**What to produce:** Show all lines holding the string "stock".

━━ Material for this task

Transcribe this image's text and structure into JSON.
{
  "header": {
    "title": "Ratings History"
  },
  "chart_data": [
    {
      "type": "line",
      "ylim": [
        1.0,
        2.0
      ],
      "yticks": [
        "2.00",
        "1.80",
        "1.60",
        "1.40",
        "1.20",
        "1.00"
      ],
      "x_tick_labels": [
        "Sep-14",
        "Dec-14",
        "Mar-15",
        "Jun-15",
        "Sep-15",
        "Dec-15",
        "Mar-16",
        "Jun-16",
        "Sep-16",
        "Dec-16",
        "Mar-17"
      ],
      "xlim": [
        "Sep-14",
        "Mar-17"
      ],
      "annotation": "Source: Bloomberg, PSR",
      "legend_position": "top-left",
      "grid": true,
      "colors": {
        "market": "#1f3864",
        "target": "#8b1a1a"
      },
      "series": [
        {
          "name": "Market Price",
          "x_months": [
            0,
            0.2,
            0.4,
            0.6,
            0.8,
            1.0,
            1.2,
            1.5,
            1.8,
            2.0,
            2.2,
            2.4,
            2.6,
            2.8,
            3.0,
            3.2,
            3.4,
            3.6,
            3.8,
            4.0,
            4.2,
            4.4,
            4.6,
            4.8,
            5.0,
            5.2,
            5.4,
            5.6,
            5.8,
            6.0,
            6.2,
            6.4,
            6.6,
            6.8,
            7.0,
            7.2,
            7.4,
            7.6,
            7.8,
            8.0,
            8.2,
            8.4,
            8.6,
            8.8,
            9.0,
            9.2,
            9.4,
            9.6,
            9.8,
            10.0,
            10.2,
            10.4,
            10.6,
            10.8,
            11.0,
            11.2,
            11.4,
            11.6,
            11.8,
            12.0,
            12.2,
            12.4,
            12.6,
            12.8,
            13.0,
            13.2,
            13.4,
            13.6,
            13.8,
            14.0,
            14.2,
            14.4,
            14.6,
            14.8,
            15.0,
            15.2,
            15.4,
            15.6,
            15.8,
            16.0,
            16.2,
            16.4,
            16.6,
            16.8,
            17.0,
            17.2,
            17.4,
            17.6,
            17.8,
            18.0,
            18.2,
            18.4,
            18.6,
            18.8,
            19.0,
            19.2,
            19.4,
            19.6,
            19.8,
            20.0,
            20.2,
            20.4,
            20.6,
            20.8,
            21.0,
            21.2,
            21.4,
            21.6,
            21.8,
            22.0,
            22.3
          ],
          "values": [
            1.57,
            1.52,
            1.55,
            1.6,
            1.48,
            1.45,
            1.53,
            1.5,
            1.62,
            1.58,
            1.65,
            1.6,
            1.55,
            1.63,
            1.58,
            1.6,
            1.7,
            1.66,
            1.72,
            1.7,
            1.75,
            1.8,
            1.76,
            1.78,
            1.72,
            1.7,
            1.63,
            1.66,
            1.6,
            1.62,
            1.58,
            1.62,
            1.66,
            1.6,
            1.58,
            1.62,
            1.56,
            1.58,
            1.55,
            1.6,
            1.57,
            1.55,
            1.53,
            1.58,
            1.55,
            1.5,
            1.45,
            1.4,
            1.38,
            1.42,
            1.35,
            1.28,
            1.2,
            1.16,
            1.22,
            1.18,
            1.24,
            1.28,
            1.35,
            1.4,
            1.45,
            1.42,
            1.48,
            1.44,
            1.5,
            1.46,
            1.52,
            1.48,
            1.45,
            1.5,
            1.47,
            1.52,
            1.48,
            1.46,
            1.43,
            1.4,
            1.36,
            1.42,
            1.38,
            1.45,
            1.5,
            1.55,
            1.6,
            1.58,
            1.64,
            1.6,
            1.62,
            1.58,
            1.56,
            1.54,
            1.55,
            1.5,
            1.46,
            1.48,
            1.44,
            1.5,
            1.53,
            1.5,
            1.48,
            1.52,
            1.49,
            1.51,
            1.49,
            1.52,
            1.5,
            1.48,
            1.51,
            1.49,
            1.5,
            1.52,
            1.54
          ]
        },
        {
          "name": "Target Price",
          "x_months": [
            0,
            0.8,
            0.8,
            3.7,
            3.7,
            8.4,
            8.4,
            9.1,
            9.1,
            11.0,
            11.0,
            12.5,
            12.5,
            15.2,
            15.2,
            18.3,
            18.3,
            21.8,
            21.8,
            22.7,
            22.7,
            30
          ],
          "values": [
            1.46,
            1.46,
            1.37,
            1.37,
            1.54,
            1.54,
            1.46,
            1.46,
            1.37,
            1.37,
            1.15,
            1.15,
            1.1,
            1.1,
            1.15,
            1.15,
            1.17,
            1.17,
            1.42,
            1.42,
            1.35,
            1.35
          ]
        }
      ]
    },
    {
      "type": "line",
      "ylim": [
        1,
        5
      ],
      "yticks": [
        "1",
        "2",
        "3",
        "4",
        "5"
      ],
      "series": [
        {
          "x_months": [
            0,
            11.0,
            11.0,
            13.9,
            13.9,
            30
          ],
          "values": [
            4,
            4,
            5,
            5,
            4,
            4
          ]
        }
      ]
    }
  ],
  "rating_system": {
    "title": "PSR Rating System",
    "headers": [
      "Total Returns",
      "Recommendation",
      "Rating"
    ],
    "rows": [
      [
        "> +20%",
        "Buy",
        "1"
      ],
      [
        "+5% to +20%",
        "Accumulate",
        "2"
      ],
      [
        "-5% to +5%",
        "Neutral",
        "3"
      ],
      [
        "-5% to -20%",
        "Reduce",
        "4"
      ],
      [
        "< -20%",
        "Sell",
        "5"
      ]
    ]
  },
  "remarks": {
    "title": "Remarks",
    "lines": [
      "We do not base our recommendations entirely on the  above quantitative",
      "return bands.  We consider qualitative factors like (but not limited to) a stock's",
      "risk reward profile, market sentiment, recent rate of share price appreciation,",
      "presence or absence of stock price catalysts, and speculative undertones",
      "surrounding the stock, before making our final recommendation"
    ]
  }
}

━━━━
━━ Material for this task

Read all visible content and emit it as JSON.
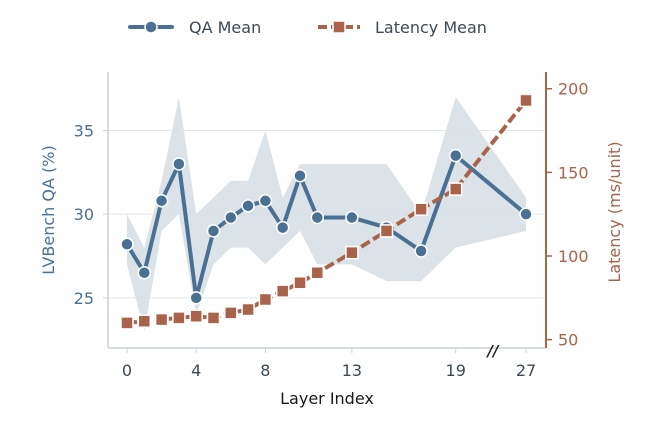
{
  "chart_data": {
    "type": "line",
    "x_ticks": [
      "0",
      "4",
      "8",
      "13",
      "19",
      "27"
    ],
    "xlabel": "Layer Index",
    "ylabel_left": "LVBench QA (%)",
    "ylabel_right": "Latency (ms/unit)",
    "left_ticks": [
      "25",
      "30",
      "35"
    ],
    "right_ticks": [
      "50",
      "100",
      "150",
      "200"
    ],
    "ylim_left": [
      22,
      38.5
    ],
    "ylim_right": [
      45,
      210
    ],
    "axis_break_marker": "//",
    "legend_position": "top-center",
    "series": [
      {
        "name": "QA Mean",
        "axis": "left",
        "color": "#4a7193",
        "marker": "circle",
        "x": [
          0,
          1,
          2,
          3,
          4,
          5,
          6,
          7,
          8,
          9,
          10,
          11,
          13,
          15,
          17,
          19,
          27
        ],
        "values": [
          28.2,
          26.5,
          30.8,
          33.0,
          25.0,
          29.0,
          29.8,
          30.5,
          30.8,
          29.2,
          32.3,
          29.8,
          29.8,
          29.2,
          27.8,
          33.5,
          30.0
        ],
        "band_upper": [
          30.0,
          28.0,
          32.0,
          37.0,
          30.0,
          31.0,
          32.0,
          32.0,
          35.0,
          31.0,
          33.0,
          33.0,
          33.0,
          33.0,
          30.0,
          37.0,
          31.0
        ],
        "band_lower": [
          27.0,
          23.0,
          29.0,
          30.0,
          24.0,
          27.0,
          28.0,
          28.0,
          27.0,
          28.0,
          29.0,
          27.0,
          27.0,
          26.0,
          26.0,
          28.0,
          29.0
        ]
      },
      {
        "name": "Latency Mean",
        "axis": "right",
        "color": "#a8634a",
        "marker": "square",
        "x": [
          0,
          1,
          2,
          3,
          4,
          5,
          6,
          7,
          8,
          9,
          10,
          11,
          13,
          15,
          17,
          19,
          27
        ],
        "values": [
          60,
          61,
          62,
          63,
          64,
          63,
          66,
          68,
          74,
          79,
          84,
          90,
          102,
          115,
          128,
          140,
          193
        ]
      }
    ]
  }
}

━━━━

**Result:**
      "return bands.  We consider qualitative factors like (but not limited to) a stock's",
      "presence or absence of stock price catalysts, and speculative undertones",
      "surrounding the stock, before making our final recommendation"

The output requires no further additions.